* [TASK] For the entries that follow, state how many lines include the word "Sporul", giving the number and nothing else.

(Excerpts from a figure dataset)
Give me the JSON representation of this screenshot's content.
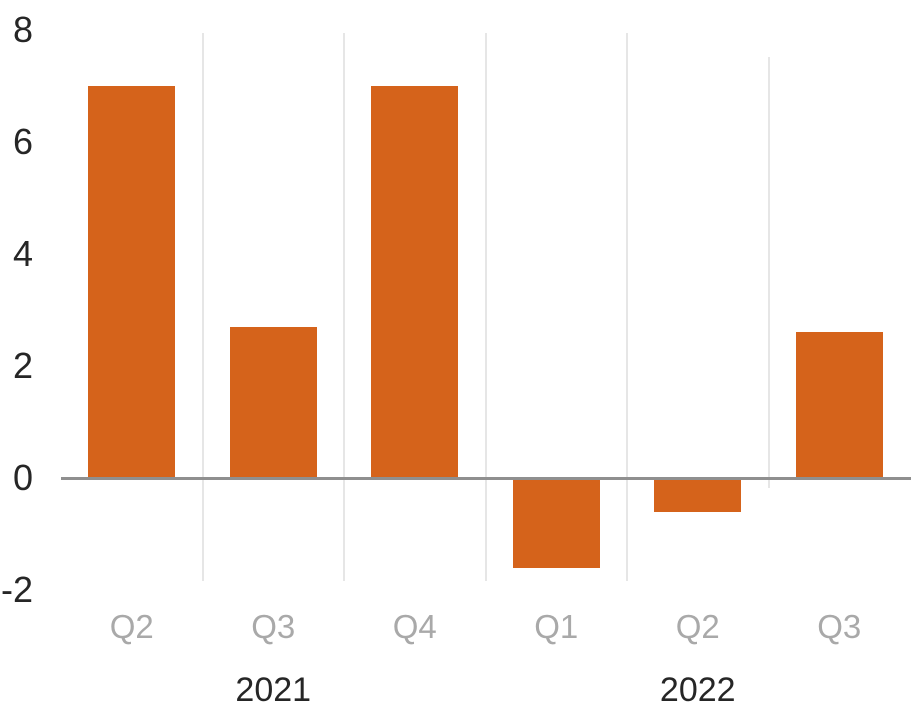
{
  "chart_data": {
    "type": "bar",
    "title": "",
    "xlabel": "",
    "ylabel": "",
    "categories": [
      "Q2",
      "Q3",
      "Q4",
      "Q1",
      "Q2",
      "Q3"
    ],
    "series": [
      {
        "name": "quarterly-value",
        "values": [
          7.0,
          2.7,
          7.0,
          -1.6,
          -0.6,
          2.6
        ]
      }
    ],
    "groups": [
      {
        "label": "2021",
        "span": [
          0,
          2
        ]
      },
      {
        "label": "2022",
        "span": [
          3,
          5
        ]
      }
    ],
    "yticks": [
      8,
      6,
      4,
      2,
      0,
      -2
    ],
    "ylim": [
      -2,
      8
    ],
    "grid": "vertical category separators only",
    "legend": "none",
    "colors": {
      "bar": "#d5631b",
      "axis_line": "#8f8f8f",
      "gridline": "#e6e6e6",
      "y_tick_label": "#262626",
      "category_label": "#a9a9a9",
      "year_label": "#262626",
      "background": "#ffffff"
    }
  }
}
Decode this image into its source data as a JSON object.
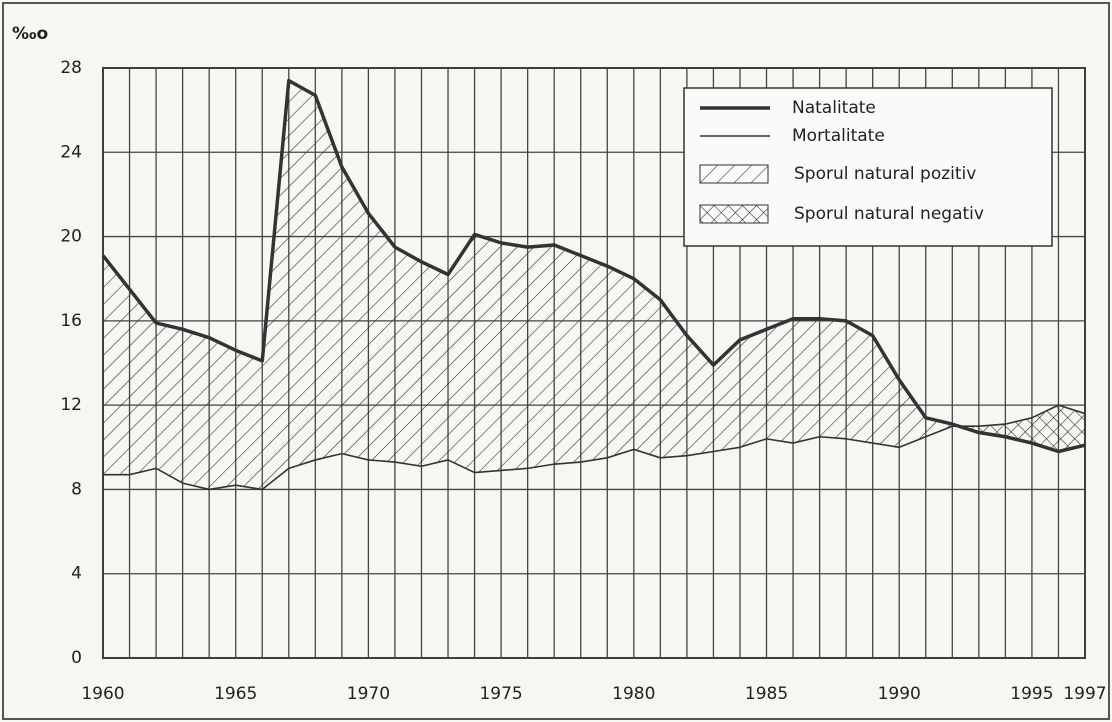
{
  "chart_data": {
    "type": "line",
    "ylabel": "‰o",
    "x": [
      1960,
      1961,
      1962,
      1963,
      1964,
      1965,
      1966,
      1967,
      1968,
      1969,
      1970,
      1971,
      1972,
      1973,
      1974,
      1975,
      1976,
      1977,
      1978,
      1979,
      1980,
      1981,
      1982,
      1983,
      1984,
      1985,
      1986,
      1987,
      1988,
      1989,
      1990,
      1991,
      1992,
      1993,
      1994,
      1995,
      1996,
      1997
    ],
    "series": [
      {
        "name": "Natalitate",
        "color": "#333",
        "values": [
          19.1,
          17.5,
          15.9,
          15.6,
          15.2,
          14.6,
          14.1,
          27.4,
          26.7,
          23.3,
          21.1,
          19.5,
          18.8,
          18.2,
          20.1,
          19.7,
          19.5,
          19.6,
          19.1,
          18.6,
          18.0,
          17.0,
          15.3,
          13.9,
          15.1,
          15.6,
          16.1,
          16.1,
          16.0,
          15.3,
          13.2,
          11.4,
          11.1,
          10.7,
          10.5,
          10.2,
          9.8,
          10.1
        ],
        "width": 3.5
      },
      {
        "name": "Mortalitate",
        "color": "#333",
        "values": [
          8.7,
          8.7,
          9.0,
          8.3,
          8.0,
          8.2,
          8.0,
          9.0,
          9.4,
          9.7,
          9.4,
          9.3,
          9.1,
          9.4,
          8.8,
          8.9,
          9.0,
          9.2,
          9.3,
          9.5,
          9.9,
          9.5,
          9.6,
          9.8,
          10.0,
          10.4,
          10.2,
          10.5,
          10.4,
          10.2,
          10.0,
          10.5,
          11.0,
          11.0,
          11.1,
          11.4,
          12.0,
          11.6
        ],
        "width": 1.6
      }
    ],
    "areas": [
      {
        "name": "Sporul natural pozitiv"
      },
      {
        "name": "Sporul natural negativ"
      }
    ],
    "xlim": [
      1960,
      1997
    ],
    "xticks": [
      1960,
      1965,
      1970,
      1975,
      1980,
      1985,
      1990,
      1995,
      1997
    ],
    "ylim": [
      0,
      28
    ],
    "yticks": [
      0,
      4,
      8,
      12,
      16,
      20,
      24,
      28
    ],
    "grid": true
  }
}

* [FINAL ANSWER] 2